Problem requirements :: Only the number is needed: how many lines of the records include "from"?

Records provided ::
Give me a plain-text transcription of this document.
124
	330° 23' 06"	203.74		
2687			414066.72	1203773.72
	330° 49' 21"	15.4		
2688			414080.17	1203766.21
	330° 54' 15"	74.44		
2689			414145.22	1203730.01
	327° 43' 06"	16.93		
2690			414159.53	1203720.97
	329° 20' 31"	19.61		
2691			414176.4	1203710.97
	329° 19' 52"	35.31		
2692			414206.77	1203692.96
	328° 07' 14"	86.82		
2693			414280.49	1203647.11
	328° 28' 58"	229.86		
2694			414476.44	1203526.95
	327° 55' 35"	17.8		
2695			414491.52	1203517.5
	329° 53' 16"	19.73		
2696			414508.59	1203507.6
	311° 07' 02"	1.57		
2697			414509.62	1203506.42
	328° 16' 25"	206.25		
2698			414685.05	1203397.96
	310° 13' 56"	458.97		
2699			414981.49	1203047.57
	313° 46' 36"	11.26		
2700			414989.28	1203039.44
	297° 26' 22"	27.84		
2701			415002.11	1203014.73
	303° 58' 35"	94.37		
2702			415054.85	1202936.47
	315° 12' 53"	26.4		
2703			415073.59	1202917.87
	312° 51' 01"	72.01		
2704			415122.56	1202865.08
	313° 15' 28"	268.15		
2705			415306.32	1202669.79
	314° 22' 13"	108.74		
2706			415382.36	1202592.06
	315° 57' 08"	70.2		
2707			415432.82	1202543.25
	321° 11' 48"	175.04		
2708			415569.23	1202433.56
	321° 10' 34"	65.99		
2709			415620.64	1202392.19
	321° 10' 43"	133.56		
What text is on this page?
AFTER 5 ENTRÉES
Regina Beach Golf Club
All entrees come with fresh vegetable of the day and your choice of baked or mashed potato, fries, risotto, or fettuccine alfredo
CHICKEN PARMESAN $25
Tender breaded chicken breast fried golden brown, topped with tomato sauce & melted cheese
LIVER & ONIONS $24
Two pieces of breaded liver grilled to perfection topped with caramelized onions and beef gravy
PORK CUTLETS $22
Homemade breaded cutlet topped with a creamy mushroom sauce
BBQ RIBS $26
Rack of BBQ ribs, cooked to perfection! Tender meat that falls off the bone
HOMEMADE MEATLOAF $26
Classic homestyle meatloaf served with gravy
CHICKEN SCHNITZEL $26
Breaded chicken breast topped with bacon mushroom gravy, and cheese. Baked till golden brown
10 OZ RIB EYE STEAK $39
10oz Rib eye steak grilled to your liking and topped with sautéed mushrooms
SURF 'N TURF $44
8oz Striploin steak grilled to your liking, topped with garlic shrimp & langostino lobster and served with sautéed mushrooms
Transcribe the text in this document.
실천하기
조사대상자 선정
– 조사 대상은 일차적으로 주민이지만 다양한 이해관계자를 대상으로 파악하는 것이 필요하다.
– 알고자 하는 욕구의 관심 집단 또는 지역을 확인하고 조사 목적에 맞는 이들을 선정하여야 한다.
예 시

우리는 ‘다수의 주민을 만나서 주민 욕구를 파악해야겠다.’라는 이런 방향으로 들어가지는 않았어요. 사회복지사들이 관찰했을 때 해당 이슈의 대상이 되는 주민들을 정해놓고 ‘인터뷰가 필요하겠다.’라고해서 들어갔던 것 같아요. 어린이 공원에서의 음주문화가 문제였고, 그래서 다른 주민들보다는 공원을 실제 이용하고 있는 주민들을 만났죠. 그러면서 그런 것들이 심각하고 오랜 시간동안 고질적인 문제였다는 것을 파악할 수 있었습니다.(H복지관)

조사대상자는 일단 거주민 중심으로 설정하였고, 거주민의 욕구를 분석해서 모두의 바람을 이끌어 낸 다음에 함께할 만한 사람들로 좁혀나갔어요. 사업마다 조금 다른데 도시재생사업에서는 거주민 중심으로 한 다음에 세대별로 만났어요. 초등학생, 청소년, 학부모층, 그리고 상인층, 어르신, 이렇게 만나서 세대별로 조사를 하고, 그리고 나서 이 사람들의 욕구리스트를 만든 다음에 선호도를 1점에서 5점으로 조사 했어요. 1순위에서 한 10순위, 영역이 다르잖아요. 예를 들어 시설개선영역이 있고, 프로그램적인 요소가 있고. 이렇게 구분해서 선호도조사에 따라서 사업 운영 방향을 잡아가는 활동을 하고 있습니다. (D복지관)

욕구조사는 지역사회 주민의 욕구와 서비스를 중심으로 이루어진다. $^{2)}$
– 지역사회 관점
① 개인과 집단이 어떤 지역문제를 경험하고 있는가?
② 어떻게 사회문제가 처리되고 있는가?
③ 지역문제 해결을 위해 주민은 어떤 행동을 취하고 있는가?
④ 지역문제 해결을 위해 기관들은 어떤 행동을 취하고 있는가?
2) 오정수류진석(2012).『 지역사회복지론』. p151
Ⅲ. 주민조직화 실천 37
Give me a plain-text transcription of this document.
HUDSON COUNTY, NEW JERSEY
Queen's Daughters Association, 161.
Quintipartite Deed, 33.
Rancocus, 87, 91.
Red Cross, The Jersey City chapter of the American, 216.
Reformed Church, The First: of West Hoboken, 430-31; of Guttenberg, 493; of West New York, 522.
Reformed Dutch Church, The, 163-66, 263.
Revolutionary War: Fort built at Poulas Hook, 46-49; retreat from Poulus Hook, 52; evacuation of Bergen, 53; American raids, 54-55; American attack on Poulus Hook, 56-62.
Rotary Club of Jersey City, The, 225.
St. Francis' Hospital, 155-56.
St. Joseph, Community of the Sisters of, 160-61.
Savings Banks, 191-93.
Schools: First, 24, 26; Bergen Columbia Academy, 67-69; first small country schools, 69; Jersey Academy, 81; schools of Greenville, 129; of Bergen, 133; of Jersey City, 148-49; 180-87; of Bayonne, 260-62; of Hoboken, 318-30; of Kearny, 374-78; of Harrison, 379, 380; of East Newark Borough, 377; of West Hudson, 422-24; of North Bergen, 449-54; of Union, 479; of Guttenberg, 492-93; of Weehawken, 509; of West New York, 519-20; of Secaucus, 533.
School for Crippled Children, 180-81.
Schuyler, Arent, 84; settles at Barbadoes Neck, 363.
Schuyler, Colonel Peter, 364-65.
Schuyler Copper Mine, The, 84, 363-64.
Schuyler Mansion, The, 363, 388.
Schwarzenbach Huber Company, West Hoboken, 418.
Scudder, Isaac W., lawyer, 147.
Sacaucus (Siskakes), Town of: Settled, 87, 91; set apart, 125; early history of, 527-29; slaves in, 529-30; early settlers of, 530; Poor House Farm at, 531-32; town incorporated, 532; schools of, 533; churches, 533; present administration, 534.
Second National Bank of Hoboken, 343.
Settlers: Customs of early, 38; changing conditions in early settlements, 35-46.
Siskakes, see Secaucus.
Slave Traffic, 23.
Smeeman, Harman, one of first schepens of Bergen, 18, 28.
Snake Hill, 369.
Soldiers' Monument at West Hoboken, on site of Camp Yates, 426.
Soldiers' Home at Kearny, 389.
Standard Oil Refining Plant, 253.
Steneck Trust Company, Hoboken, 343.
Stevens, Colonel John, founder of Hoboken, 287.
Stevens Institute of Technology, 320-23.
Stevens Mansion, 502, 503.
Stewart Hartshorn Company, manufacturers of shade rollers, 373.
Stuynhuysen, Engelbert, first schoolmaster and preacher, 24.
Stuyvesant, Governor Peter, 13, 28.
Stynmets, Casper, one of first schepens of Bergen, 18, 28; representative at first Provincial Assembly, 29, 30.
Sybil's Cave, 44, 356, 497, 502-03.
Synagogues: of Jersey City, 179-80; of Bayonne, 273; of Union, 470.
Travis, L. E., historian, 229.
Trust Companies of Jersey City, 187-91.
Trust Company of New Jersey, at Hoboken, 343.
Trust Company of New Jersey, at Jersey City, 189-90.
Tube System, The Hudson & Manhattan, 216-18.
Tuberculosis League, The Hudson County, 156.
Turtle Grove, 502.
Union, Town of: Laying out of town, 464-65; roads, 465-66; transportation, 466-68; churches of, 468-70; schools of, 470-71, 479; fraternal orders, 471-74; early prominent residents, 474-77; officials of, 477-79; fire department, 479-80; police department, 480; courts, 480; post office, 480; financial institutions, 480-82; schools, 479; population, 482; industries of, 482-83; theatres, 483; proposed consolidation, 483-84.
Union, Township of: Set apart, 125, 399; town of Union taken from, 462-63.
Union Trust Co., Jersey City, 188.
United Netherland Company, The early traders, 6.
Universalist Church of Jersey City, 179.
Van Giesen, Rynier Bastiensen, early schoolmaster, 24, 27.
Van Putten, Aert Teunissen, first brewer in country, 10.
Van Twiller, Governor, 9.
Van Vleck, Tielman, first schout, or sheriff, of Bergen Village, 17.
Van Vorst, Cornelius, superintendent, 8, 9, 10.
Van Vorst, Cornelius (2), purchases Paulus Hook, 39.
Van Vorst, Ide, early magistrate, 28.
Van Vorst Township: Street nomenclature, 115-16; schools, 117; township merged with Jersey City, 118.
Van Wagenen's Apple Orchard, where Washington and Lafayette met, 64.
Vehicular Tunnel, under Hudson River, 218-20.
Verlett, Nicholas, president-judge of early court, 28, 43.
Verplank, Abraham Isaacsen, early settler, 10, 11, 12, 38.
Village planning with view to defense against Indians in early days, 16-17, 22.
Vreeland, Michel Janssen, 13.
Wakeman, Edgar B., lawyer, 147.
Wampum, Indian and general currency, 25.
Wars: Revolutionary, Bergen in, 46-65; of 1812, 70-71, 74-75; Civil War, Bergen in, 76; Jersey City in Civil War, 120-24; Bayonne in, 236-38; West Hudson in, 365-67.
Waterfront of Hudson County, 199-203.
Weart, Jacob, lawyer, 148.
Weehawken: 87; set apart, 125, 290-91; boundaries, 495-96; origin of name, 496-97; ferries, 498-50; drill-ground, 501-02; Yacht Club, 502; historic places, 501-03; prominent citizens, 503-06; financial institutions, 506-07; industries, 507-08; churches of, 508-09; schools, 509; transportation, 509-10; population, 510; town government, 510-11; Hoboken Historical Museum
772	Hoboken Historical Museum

Exercise answer :: 2